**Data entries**
- - -
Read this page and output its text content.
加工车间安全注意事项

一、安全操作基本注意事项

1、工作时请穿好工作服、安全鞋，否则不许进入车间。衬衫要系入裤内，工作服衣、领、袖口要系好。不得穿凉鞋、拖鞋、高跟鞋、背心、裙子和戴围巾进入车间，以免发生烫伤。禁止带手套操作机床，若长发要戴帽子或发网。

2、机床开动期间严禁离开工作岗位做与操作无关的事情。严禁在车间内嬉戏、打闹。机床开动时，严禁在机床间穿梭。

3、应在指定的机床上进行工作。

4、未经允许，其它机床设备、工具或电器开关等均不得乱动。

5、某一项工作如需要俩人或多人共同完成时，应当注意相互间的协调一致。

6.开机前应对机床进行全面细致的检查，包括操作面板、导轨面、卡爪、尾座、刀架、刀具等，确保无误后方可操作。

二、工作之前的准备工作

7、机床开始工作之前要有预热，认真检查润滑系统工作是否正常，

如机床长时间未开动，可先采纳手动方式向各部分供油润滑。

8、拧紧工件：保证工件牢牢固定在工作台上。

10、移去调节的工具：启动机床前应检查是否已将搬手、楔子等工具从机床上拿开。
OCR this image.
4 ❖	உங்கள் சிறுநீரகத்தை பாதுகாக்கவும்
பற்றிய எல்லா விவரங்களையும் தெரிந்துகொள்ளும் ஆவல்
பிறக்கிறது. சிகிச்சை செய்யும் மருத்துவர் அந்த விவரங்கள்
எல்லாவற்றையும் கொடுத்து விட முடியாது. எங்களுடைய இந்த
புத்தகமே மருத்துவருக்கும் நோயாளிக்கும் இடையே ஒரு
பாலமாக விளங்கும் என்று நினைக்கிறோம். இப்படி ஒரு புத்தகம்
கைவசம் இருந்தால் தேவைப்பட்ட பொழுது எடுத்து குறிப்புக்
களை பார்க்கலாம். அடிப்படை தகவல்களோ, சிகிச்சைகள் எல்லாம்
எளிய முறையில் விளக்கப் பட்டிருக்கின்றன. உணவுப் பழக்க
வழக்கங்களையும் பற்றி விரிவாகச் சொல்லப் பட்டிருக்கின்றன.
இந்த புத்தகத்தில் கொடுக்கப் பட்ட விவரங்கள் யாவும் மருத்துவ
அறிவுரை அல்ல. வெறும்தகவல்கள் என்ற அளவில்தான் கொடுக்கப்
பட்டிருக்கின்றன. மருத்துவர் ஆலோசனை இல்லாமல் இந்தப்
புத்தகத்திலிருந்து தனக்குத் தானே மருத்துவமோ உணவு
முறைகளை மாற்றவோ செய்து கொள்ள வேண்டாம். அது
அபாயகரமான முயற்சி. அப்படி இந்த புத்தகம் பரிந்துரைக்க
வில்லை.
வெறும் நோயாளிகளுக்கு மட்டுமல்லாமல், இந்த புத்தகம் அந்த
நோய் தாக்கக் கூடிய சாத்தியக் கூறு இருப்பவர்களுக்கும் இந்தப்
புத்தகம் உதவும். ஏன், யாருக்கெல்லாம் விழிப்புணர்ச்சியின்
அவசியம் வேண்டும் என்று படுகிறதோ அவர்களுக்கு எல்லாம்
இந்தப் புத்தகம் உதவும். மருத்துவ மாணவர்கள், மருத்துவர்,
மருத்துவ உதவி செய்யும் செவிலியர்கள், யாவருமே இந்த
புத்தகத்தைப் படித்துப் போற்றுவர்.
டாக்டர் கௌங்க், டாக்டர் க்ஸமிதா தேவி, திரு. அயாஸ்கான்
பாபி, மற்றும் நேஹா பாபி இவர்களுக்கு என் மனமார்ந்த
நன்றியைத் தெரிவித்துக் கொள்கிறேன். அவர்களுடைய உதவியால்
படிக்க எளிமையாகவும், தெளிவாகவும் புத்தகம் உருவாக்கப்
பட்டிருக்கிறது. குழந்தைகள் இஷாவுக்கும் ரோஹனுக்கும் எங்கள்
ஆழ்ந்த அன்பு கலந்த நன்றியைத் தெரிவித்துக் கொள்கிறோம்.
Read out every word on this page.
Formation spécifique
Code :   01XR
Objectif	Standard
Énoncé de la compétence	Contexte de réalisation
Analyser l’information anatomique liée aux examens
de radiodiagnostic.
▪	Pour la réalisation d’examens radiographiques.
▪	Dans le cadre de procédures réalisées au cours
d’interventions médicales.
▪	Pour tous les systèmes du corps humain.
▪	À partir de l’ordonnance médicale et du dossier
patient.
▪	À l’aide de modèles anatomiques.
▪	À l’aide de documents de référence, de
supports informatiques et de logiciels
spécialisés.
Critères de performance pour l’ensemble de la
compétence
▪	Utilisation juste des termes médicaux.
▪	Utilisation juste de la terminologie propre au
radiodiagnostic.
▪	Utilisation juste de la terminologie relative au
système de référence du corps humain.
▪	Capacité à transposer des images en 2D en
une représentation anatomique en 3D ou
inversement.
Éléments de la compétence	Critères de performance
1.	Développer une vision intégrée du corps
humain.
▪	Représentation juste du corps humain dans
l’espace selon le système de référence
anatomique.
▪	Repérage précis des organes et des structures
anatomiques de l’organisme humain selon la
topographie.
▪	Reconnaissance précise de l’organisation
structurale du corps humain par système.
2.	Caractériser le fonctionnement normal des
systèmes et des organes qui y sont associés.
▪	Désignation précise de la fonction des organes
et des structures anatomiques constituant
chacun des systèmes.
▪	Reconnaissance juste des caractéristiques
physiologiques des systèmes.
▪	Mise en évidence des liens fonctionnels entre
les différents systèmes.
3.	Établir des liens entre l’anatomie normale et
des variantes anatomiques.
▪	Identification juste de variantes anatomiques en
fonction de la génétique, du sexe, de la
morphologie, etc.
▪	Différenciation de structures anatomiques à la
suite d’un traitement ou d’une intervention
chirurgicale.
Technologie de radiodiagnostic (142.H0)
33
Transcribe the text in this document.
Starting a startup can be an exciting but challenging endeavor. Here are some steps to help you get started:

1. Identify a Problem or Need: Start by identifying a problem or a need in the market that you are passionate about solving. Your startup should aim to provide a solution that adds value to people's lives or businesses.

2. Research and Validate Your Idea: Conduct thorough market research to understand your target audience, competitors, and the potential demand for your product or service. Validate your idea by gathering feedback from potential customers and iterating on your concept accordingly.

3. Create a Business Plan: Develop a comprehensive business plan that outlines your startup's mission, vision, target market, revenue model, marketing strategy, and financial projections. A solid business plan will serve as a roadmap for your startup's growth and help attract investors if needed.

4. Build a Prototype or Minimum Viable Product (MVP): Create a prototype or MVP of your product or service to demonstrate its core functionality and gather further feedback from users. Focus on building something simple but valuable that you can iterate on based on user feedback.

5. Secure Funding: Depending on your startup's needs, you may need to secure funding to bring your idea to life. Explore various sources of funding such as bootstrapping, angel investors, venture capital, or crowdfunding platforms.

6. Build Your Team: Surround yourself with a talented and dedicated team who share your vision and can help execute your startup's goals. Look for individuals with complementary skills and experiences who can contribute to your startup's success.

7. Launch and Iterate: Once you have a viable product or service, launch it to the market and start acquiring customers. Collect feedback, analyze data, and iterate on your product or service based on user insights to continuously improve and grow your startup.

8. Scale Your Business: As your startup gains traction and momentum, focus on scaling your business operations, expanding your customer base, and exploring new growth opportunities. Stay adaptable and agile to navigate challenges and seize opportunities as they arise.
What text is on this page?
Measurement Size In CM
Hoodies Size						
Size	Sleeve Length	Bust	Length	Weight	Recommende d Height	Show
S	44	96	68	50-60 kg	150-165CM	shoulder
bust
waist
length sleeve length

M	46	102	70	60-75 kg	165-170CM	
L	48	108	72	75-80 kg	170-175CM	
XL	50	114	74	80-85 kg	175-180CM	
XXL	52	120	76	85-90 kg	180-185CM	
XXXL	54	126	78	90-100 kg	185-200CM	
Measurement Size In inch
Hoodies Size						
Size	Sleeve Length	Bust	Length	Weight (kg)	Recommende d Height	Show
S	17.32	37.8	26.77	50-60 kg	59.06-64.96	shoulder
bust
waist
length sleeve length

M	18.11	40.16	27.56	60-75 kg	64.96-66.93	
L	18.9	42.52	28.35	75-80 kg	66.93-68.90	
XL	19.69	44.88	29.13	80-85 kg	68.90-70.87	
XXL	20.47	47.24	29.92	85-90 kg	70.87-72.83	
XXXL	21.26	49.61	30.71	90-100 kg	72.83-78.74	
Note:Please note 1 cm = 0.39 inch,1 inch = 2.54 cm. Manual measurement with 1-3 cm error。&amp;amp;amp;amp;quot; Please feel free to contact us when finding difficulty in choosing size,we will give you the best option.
- - -
Among the lines of the records above, count those holding the string "this", and report only the number.

5